(Dataset entries)
+--
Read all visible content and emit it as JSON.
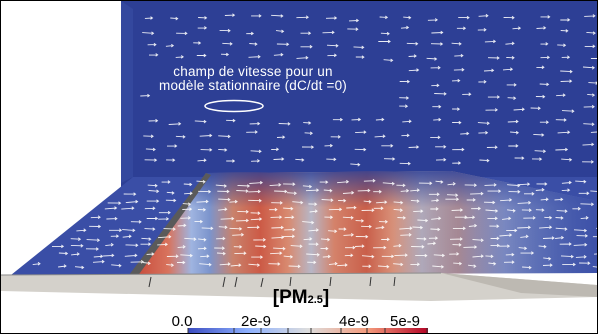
{
  "annotation": {
    "line1": "champ de vitesse pour un",
    "line2": "modèle stationnaire (dC/dt =0)"
  },
  "legend": {
    "title_main": "[PM",
    "title_sub": "2.5",
    "title_end": "]",
    "tick_labels": [
      "0.0",
      "2e-9",
      "4e-9",
      "5e-9"
    ],
    "colormap": [
      "#3b4cc0",
      "#8db0fe",
      "#dddddd",
      "#f49a7b",
      "#b40426"
    ]
  },
  "colors": {
    "sky_blue": "#2d3f95",
    "floor_blue": "#3a4ea6",
    "hot_red": "#c8533e",
    "arrow": "#ffffff"
  }
}
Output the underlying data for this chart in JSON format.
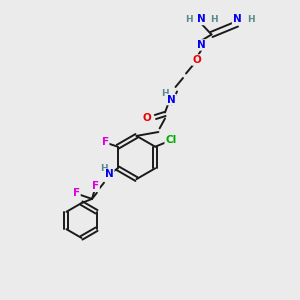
{
  "background_color": "#ebebeb",
  "bond_color": "#1a1a1a",
  "atom_colors": {
    "C": "#1a1a1a",
    "H": "#5a8a8a",
    "N": "#0000ee",
    "O": "#ee0000",
    "F": "#dd00dd",
    "Cl": "#00aa00"
  },
  "figsize": [
    3.0,
    3.0
  ],
  "dpi": 100
}
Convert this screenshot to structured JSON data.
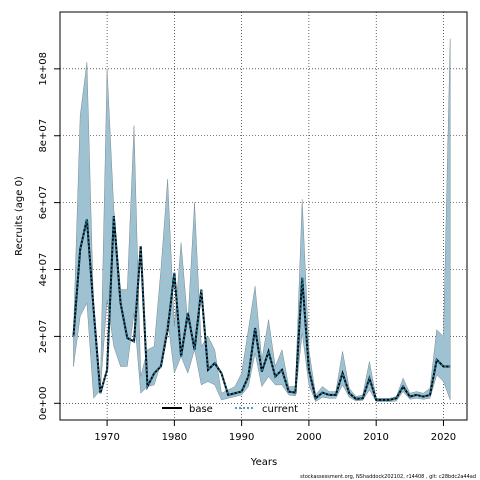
{
  "chart_data": {
    "type": "area",
    "xlabel": "Years",
    "ylabel": "Recruits (age 0)",
    "xlim": [
      1963,
      2023.5
    ],
    "ylim": [
      -5000000,
      117000000
    ],
    "x_ticks": [
      1970,
      1980,
      1990,
      2000,
      2010,
      2020
    ],
    "y_ticks": [
      0,
      20000000,
      40000000,
      60000000,
      80000000,
      100000000
    ],
    "y_tick_labels": [
      "0e+00",
      "2e+07",
      "4e+07",
      "6e+07",
      "8e+07",
      "1e+08"
    ],
    "grid": true,
    "legend_position": "bottom-center",
    "colors": {
      "band": "#9fc2d2",
      "band_stroke": "#7a8a90",
      "line": "#000000"
    },
    "x": [
      1965,
      1966,
      1967,
      1968,
      1969,
      1970,
      1971,
      1972,
      1973,
      1974,
      1975,
      1976,
      1977,
      1978,
      1979,
      1980,
      1981,
      1982,
      1983,
      1984,
      1985,
      1986,
      1987,
      1988,
      1989,
      1990,
      1991,
      1992,
      1993,
      1994,
      1995,
      1996,
      1997,
      1998,
      1999,
      2000,
      2001,
      2002,
      2003,
      2004,
      2005,
      2006,
      2007,
      2008,
      2009,
      2010,
      2011,
      2012,
      2013,
      2014,
      2015,
      2016,
      2017,
      2018,
      2019,
      2020,
      2021
    ],
    "series": [
      {
        "name": "base",
        "values": [
          20000000,
          46000000,
          55000000,
          28000000,
          3000000,
          10000000,
          56000000,
          30000000,
          19500000,
          18500000,
          47000000,
          5000000,
          9000000,
          11000000,
          22000000,
          39000000,
          14000000,
          27000000,
          16000000,
          34000000,
          10000000,
          12000000,
          9000000,
          2500000,
          3000000,
          3500000,
          8000000,
          22500000,
          9500000,
          15500000,
          8000000,
          10000000,
          3500000,
          3200000,
          37500000,
          10000000,
          1500000,
          3200000,
          2500000,
          2500000,
          9000000,
          3000000,
          1300000,
          1500000,
          7500000,
          1000000,
          1000000,
          1000000,
          1500000,
          5000000,
          2000000,
          2500000,
          2000000,
          2500000,
          13000000,
          11000000,
          11000000
        ]
      },
      {
        "name": "current",
        "values": [
          20000000,
          46000000,
          55000000,
          28000000,
          3000000,
          10000000,
          56000000,
          30000000,
          19500000,
          18500000,
          47000000,
          5000000,
          9000000,
          11000000,
          22000000,
          39000000,
          14000000,
          27000000,
          16000000,
          34000000,
          10000000,
          12000000,
          9000000,
          2500000,
          3000000,
          3500000,
          8000000,
          22500000,
          9500000,
          15500000,
          8000000,
          10000000,
          3500000,
          3200000,
          37500000,
          10000000,
          1500000,
          3200000,
          2500000,
          2500000,
          9000000,
          3000000,
          1300000,
          1500000,
          7500000,
          1000000,
          1000000,
          1000000,
          1500000,
          5000000,
          2000000,
          2500000,
          2000000,
          2500000,
          13000000,
          11000000,
          11000000
        ]
      }
    ],
    "band": {
      "upper": [
        21000000,
        86000000,
        102000000,
        28000000,
        5000000,
        100000000,
        58000000,
        34000000,
        34000000,
        83000000,
        8000000,
        16000000,
        17000000,
        40000000,
        67000000,
        23000000,
        48000000,
        24000000,
        60000000,
        17000000,
        20000000,
        16000000,
        3000000,
        4000000,
        5000000,
        9000000,
        22000000,
        35000000,
        13000000,
        25000000,
        11000000,
        16000000,
        5000000,
        5000000,
        61000000,
        16000000,
        2500000,
        5000000,
        3500000,
        3500000,
        15500000,
        4500000,
        2000000,
        2500000,
        12500000,
        1500000,
        1500000,
        1500000,
        2000000,
        7500000,
        3000000,
        3500000,
        3000000,
        4500000,
        22000000,
        20000000,
        109000000
      ],
      "lower": [
        11000000,
        26000000,
        30000000,
        1500000,
        4000000,
        31000000,
        17000000,
        11000000,
        11000000,
        27000000,
        3000000,
        5000000,
        5500000,
        12000000,
        25000000,
        9000000,
        14000000,
        9000000,
        16000000,
        5500000,
        6500000,
        5500000,
        1000000,
        1500000,
        2000000,
        2500000,
        5000000,
        15000000,
        5000000,
        8000000,
        5500000,
        5500000,
        2500000,
        2200000,
        21000000,
        5500000,
        500000,
        1800000,
        1500000,
        1500000,
        5500000,
        1800000,
        700000,
        900000,
        4000000,
        500000,
        500000,
        500000,
        700000,
        3500000,
        1200000,
        1500000,
        1200000,
        1500000,
        8500000,
        6500000,
        1000000
      ]
    }
  },
  "footer": "stockassessment.org, NShaddock202102, r14408 , git: c28bdc2a44ad"
}
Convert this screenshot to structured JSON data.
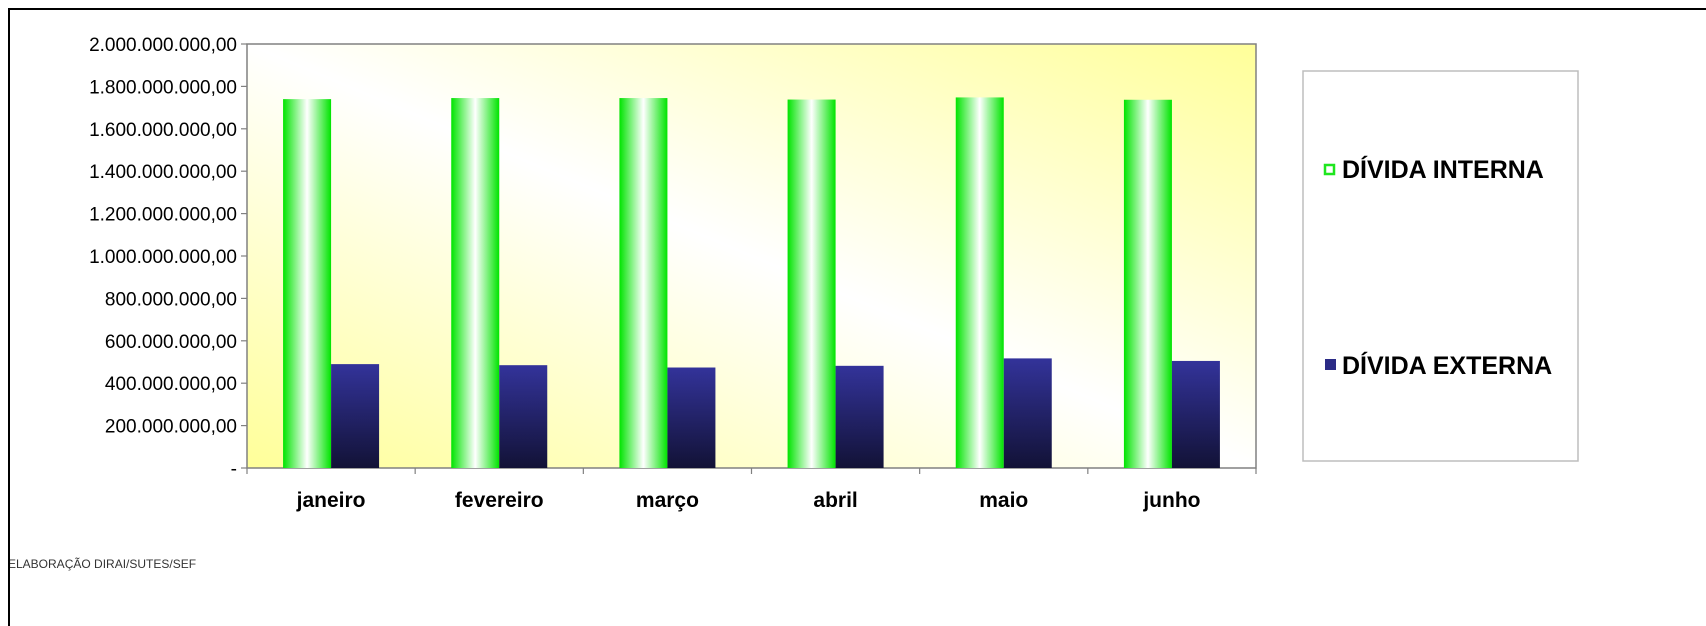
{
  "chart_data": {
    "type": "bar",
    "categories": [
      "janeiro",
      "fevereiro",
      "março",
      "abril",
      "maio",
      "junho"
    ],
    "series": [
      {
        "name": "DÍVIDA INTERNA",
        "values": [
          1740000000,
          1745000000,
          1745000000,
          1738000000,
          1748000000,
          1737000000
        ],
        "color": "#1ee61e"
      },
      {
        "name": "DÍVIDA EXTERNA",
        "values": [
          490000000,
          485000000,
          474000000,
          482000000,
          517000000,
          505000000
        ],
        "color": "#2b2b86"
      }
    ],
    "ylim": [
      0,
      2000000000
    ],
    "yticks": [
      0,
      200000000,
      400000000,
      600000000,
      800000000,
      1000000000,
      1200000000,
      1400000000,
      1600000000,
      1800000000,
      2000000000
    ],
    "ytick_labels": [
      "-",
      "200.000.000,00",
      "400.000.000,00",
      "600.000.000,00",
      "800.000.000,00",
      "1.000.000.000,00",
      "1.200.000.000,00",
      "1.400.000.000,00",
      "1.600.000.000,00",
      "1.800.000.000,00",
      "2.000.000.000,00"
    ],
    "grid": false,
    "legend_position": "right",
    "title": "",
    "xlabel": "",
    "ylabel": ""
  },
  "footer": {
    "source_text": "ELABORAÇÃO DIRAI/SUTES/SEF"
  },
  "colors": {
    "plot_gradient_light": "#ffffff",
    "plot_gradient_yellow": "#ffff99",
    "border": "#808080"
  }
}
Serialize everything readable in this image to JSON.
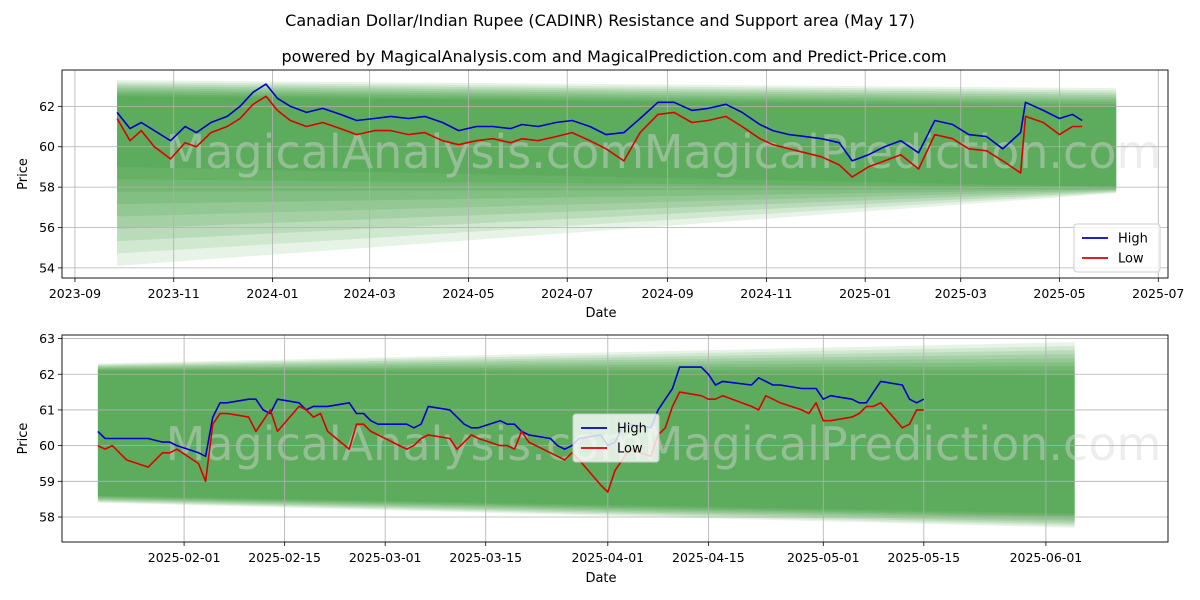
+--
Go through the listing above and quote it exactly, apart from its images.

- [ANSWER BELOW]:
Read all visible content and emit it as JSON.
{
  "annotation": {
    "line1": "champ de vitesse pour un",
    "line2": "modèle stationnaire (dC/dt =0)"
  },
  "legend": {
    "title_main": "[PM",
    "title_sub": "2.5",
    "title_end": "]",
    "tick_labels": [
      "0.0",
      "2e-9",
      "4e-9",
      "5e-9"
    ],
    "colormap": [
      "#3b4cc0",
      "#8db0fe",
      "#dddddd",
      "#f49a7b",
      "#b40426"
    ]
  },
  "colors": {
    "sky_blue": "#2d3f95",
    "floor_blue": "#3a4ea6",
    "hot_red": "#c8533e",
    "arrow": "#ffffff"
  }
}
Output the underlying data for this chart in JSON format.
{
  "background_color": "#ebebeb",
  "bond_color": "#1a1a1a",
  "atom_colors": {
    "C": "#1a1a1a",
    "H": "#5a8a8a",
    "N": "#0000ee",
    "O": "#ee0000",
    "F": "#dd00dd",
    "Cl": "#00aa00"
  },
  "figsize": [
    3.0,
    3.0
  ],
  "dpi": 100
}
Convert this screenshot to structured JSON data.
{
  "chart_data": {
    "type": "area",
    "xlabel": "Years",
    "ylabel": "Recruits (age 0)",
    "xlim": [
      1963,
      2023.5
    ],
    "ylim": [
      -5000000,
      117000000
    ],
    "x_ticks": [
      1970,
      1980,
      1990,
      2000,
      2010,
      2020
    ],
    "y_ticks": [
      0,
      20000000,
      40000000,
      60000000,
      80000000,
      100000000
    ],
    "y_tick_labels": [
      "0e+00",
      "2e+07",
      "4e+07",
      "6e+07",
      "8e+07",
      "1e+08"
    ],
    "grid": true,
    "legend_position": "bottom-center",
    "colors": {
      "band": "#9fc2d2",
      "band_stroke": "#7a8a90",
      "line": "#000000"
    },
    "x": [
      1965,
      1966,
      1967,
      1968,
      1969,
      1970,
      1971,
      1972,
      1973,
      1974,
      1975,
      1976,
      1977,
      1978,
      1979,
      1980,
      1981,
      1982,
      1983,
      1984,
      1985,
      1986,
      1987,
      1988,
      1989,
      1990,
      1991,
      1992,
      1993,
      1994,
      1995,
      1996,
      1997,
      1998,
      1999,
      2000,
      2001,
      2002,
      2003,
      2004,
      2005,
      2006,
      2007,
      2008,
      2009,
      2010,
      2011,
      2012,
      2013,
      2014,
      2015,
      2016,
      2017,
      2018,
      2019,
      2020,
      2021
    ],
    "series": [
      {
        "name": "base",
        "values": [
          20000000,
          46000000,
          55000000,
          28000000,
          3000000,
          10000000,
          56000000,
          30000000,
          19500000,
          18500000,
          47000000,
          5000000,
          9000000,
          11000000,
          22000000,
          39000000,
          14000000,
          27000000,
          16000000,
          34000000,
          10000000,
          12000000,
          9000000,
          2500000,
          3000000,
          3500000,
          8000000,
          22500000,
          9500000,
          15500000,
          8000000,
          10000000,
          3500000,
          3200000,
          37500000,
          10000000,
          1500000,
          3200000,
          2500000,
          2500000,
          9000000,
          3000000,
          1300000,
          1500000,
          7500000,
          1000000,
          1000000,
          1000000,
          1500000,
          5000000,
          2000000,
          2500000,
          2000000,
          2500000,
          13000000,
          11000000,
          11000000
        ]
      },
      {
        "name": "current",
        "values": [
          20000000,
          46000000,
          55000000,
          28000000,
          3000000,
          10000000,
          56000000,
          30000000,
          19500000,
          18500000,
          47000000,
          5000000,
          9000000,
          11000000,
          22000000,
          39000000,
          14000000,
          27000000,
          16000000,
          34000000,
          10000000,
          12000000,
          9000000,
          2500000,
          3000000,
          3500000,
          8000000,
          22500000,
          9500000,
          15500000,
          8000000,
          10000000,
          3500000,
          3200000,
          37500000,
          10000000,
          1500000,
          3200000,
          2500000,
          2500000,
          9000000,
          3000000,
          1300000,
          1500000,
          7500000,
          1000000,
          1000000,
          1000000,
          1500000,
          5000000,
          2000000,
          2500000,
          2000000,
          2500000,
          13000000,
          11000000,
          11000000
        ]
      }
    ],
    "band": {
      "upper": [
        21000000,
        86000000,
        102000000,
        28000000,
        5000000,
        100000000,
        58000000,
        34000000,
        34000000,
        83000000,
        8000000,
        16000000,
        17000000,
        40000000,
        67000000,
        23000000,
        48000000,
        24000000,
        60000000,
        17000000,
        20000000,
        16000000,
        3000000,
        4000000,
        5000000,
        9000000,
        22000000,
        35000000,
        13000000,
        25000000,
        11000000,
        16000000,
        5000000,
        5000000,
        61000000,
        16000000,
        2500000,
        5000000,
        3500000,
        3500000,
        15500000,
        4500000,
        2000000,
        2500000,
        12500000,
        1500000,
        1500000,
        1500000,
        2000000,
        7500000,
        3000000,
        3500000,
        3000000,
        4500000,
        22000000,
        20000000,
        109000000
      ],
      "lower": [
        11000000,
        26000000,
        30000000,
        1500000,
        4000000,
        31000000,
        17000000,
        11000000,
        11000000,
        27000000,
        3000000,
        5000000,
        5500000,
        12000000,
        25000000,
        9000000,
        14000000,
        9000000,
        16000000,
        5500000,
        6500000,
        5500000,
        1000000,
        1500000,
        2000000,
        2500000,
        5000000,
        15000000,
        5000000,
        8000000,
        5500000,
        5500000,
        2500000,
        2200000,
        21000000,
        5500000,
        500000,
        1800000,
        1500000,
        1500000,
        5500000,
        1800000,
        700000,
        900000,
        4000000,
        500000,
        500000,
        500000,
        700000,
        3500000,
        1200000,
        1500000,
        1200000,
        1500000,
        8500000,
        6500000,
        1000000
      ]
    }
  },
  "footer": "stockassessment.org, NShaddock202102, r14408 , git: c28bdc2a44ad"
}
Convert this screenshot to structured JSON data.
{
  "chart_data": {
    "type": "bar",
    "categories": [
      "janeiro",
      "fevereiro",
      "março",
      "abril",
      "maio",
      "junho"
    ],
    "series": [
      {
        "name": "DÍVIDA INTERNA",
        "values": [
          1740000000,
          1745000000,
          1745000000,
          1738000000,
          1748000000,
          1737000000
        ],
        "color": "#1ee61e"
      },
      {
        "name": "DÍVIDA EXTERNA",
        "values": [
          490000000,
          485000000,
          474000000,
          482000000,
          517000000,
          505000000
        ],
        "color": "#2b2b86"
      }
    ],
    "ylim": [
      0,
      2000000000
    ],
    "yticks": [
      0,
      200000000,
      400000000,
      600000000,
      800000000,
      1000000000,
      1200000000,
      1400000000,
      1600000000,
      1800000000,
      2000000000
    ],
    "ytick_labels": [
      "-",
      "200.000.000,00",
      "400.000.000,00",
      "600.000.000,00",
      "800.000.000,00",
      "1.000.000.000,00",
      "1.200.000.000,00",
      "1.400.000.000,00",
      "1.600.000.000,00",
      "1.800.000.000,00",
      "2.000.000.000,00"
    ],
    "grid": false,
    "legend_position": "right",
    "title": "",
    "xlabel": "",
    "ylabel": ""
  },
  "footer": {
    "source_text": "ELABORAÇÃO DIRAI/SUTES/SEF"
  },
  "colors": {
    "plot_gradient_light": "#ffffff",
    "plot_gradient_yellow": "#ffff99",
    "border": "#808080"
  }
}
Serialize everything readable in this image to JSON.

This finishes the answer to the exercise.